--- Begin Data section ---

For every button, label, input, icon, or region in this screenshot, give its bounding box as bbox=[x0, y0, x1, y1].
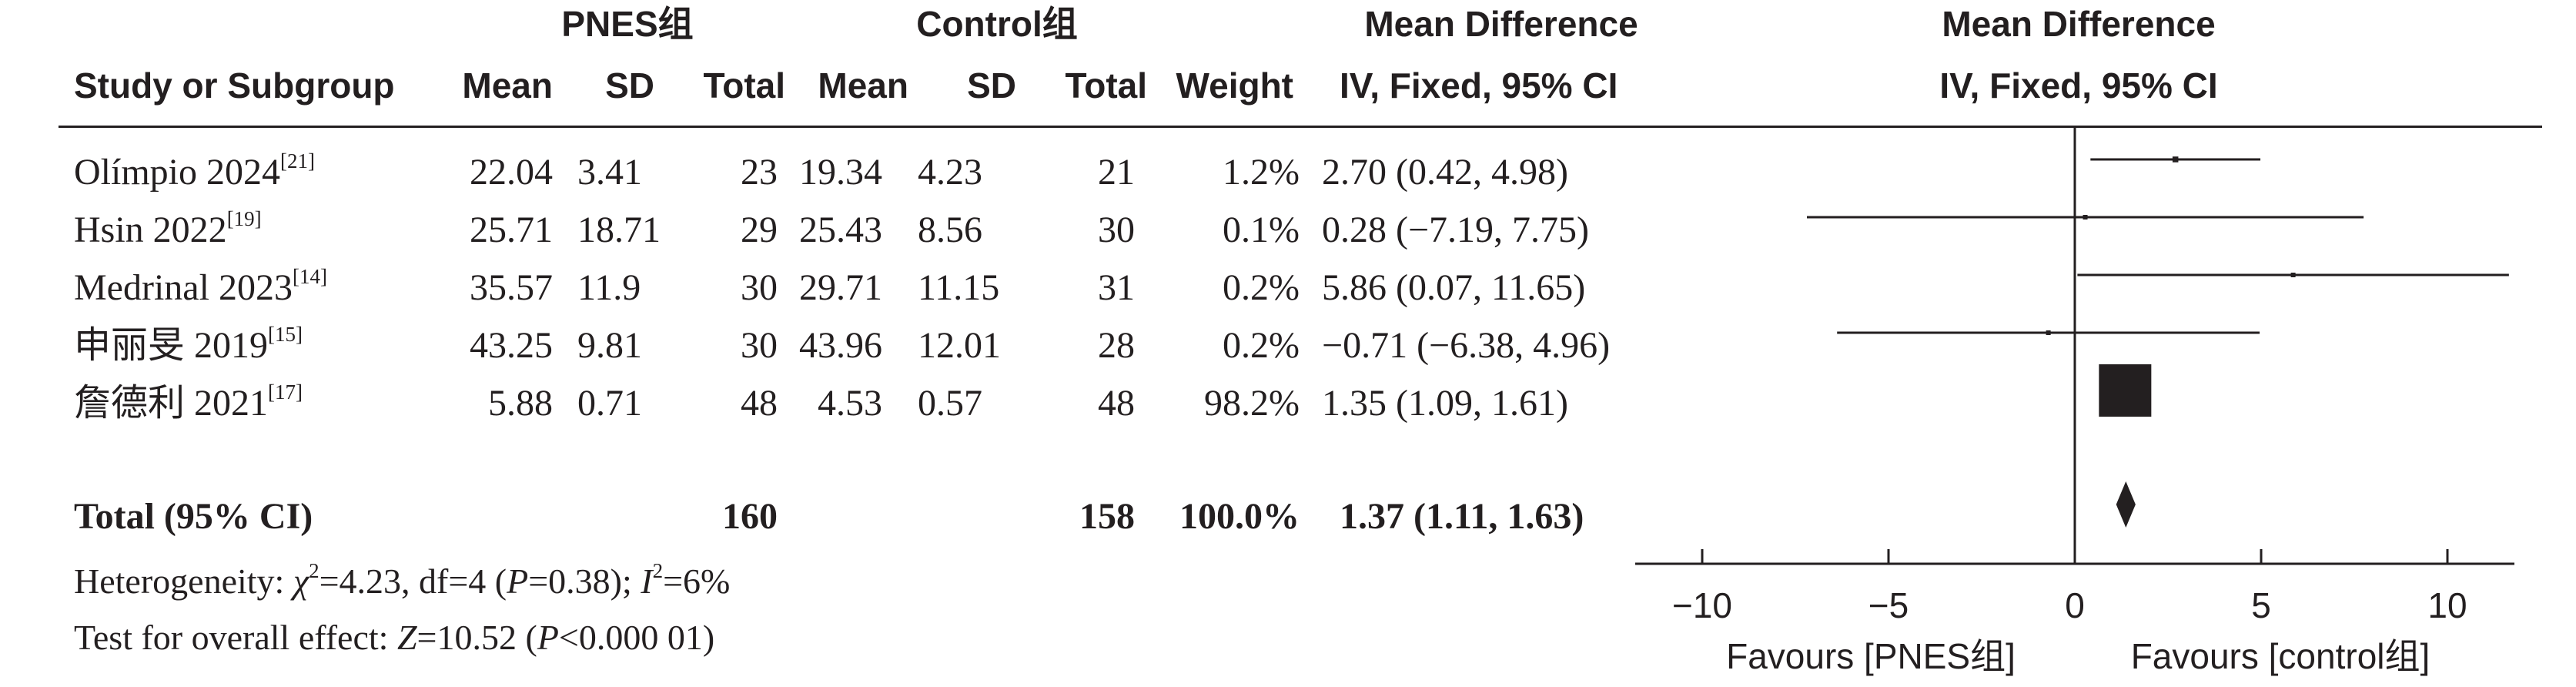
weight-cell: 0.2% bbox=[1223, 325, 1300, 366]
estimate-box bbox=[2099, 364, 2152, 417]
study-name: Olímpio 2024[21] bbox=[74, 149, 315, 193]
total1-cell: 30 bbox=[741, 267, 778, 308]
sd1-cell: 0.71 bbox=[577, 383, 642, 424]
header-rule bbox=[59, 126, 2542, 128]
mean1-col-header: Mean bbox=[462, 65, 553, 106]
total-ci: 1.37 (1.11, 1.63) bbox=[1340, 496, 1584, 537]
total2-col-header: Total bbox=[1065, 65, 1147, 106]
sd1-cell: 18.71 bbox=[577, 209, 661, 250]
group2-header: Control组 bbox=[916, 4, 1078, 44]
heterogeneity-text: Heterogeneity: χ2=4.23, df=4 (P=0.38); I… bbox=[74, 559, 731, 601]
total1-cell: 23 bbox=[741, 152, 778, 193]
sd2-cell: 0.57 bbox=[918, 383, 982, 424]
total1-cell: 48 bbox=[741, 383, 778, 424]
favours-left-label: Favours [PNES组] bbox=[1726, 636, 2016, 676]
sd1-cell: 11.9 bbox=[577, 267, 641, 308]
sd2-col-header: SD bbox=[967, 65, 1016, 106]
ci-cell: 5.86 (0.07, 11.65) bbox=[1322, 267, 1586, 308]
axis-ticks: −10 −5 0 5 10 bbox=[1672, 549, 2467, 625]
total2-cell: 48 bbox=[1098, 383, 1135, 424]
tick-label: −10 bbox=[1672, 585, 1732, 625]
mean2-cell: 43.96 bbox=[799, 325, 882, 366]
estimate-box bbox=[2083, 215, 2088, 220]
sd1-cell: 9.81 bbox=[577, 325, 642, 366]
sd1-cell: 3.41 bbox=[577, 152, 642, 193]
mean1-cell: 5.88 bbox=[488, 383, 553, 424]
weight-cell: 0.2% bbox=[1223, 267, 1300, 308]
total1-cell: 30 bbox=[741, 325, 778, 366]
total2-cell: 30 bbox=[1098, 209, 1135, 250]
weight-col-header: Weight bbox=[1176, 65, 1293, 106]
md-header: Mean Difference bbox=[1364, 4, 1638, 44]
study-name: Medrinal 2023[14] bbox=[74, 265, 327, 308]
weight-cell: 1.2% bbox=[1223, 152, 1300, 193]
total1-col-header: Total bbox=[703, 65, 785, 106]
tick-label: 5 bbox=[2251, 585, 2271, 625]
group1-header: PNES组 bbox=[561, 4, 694, 44]
tick-label: 0 bbox=[2065, 585, 2085, 625]
sd2-cell: 4.23 bbox=[918, 152, 982, 193]
ci-cell: 2.70 (0.42, 4.98) bbox=[1322, 152, 1568, 193]
mean1-cell: 22.04 bbox=[470, 152, 553, 193]
total-weight: 100.0% bbox=[1179, 496, 1300, 537]
overall-effect-text: Test for overall effect: Z=10.52 (P<0.00… bbox=[74, 618, 715, 657]
estimate-box bbox=[2172, 156, 2179, 163]
tick-label: −5 bbox=[1868, 585, 1909, 625]
plot-header: Mean Difference bbox=[1942, 4, 2216, 44]
plot-ci-header: IV, Fixed, 95% CI bbox=[1939, 65, 2218, 106]
sd1-col-header: SD bbox=[605, 65, 654, 106]
total1-sum: 160 bbox=[722, 496, 778, 537]
weight-cell: 98.2% bbox=[1204, 383, 1300, 424]
total1-cell: 29 bbox=[741, 209, 778, 250]
ci-col-header: IV, Fixed, 95% CI bbox=[1340, 65, 1618, 106]
pooled-diamond bbox=[2116, 481, 2136, 528]
study-name: Hsin 2022[19] bbox=[74, 207, 262, 250]
ci-cell: −0.71 (−6.38, 4.96) bbox=[1322, 325, 1611, 366]
total2-sum: 158 bbox=[1079, 496, 1135, 537]
pooled-estimate bbox=[2116, 481, 2136, 528]
ci-cell: 1.35 (1.09, 1.61) bbox=[1322, 383, 1568, 424]
total2-cell: 21 bbox=[1098, 152, 1135, 193]
study-name: 詹德利 2021[17] bbox=[74, 380, 303, 424]
mean1-cell: 35.57 bbox=[470, 267, 553, 308]
mean1-cell: 43.25 bbox=[470, 325, 553, 366]
sd2-cell: 8.56 bbox=[918, 209, 982, 250]
weight-cell: 0.1% bbox=[1223, 209, 1300, 250]
study-col-header: Study or Subgroup bbox=[74, 65, 395, 106]
study-name: 申丽旻 2019[15] bbox=[74, 323, 303, 366]
tick-label: 10 bbox=[2427, 585, 2467, 625]
study-estimates bbox=[1807, 156, 2509, 417]
sd2-cell: 12.01 bbox=[918, 325, 1001, 366]
estimate-box bbox=[2290, 273, 2296, 277]
mean2-col-header: Mean bbox=[818, 65, 908, 106]
favours-right-label: Favours [control组] bbox=[2131, 636, 2430, 676]
total2-cell: 31 bbox=[1098, 267, 1135, 308]
estimate-box bbox=[2046, 330, 2051, 335]
mean2-cell: 4.53 bbox=[818, 383, 882, 424]
mean1-cell: 25.71 bbox=[470, 209, 553, 250]
total2-cell: 28 bbox=[1098, 325, 1135, 366]
mean2-cell: 19.34 bbox=[799, 152, 882, 193]
mean2-cell: 29.71 bbox=[799, 267, 882, 308]
mean2-cell: 25.43 bbox=[799, 209, 882, 250]
sd2-cell: 11.15 bbox=[918, 267, 1000, 308]
ci-cell: 0.28 (−7.19, 7.75) bbox=[1322, 209, 1590, 250]
total-label: Total (95% CI) bbox=[74, 496, 313, 537]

--- End Data section ---

Task statement - Swap "estimate-box" for "estimate-marker" in the material's lines between the one holding "weight-cell: 0.2% bbox=[1223, 325, 1300, 366]" and the one holding "header-rule bbox=[59, 126, 2542, 128]", inclusive, and give back only those lines with everything else unchanged.

The answer -
weight-cell: 0.2% bbox=[1223, 325, 1300, 366]
estimate-marker bbox=[2099, 364, 2152, 417]
study-name: Olímpio 2024[21] bbox=[74, 149, 315, 193]
total1-cell: 30 bbox=[741, 267, 778, 308]
sd1-cell: 0.71 bbox=[577, 383, 642, 424]
header-rule bbox=[59, 126, 2542, 128]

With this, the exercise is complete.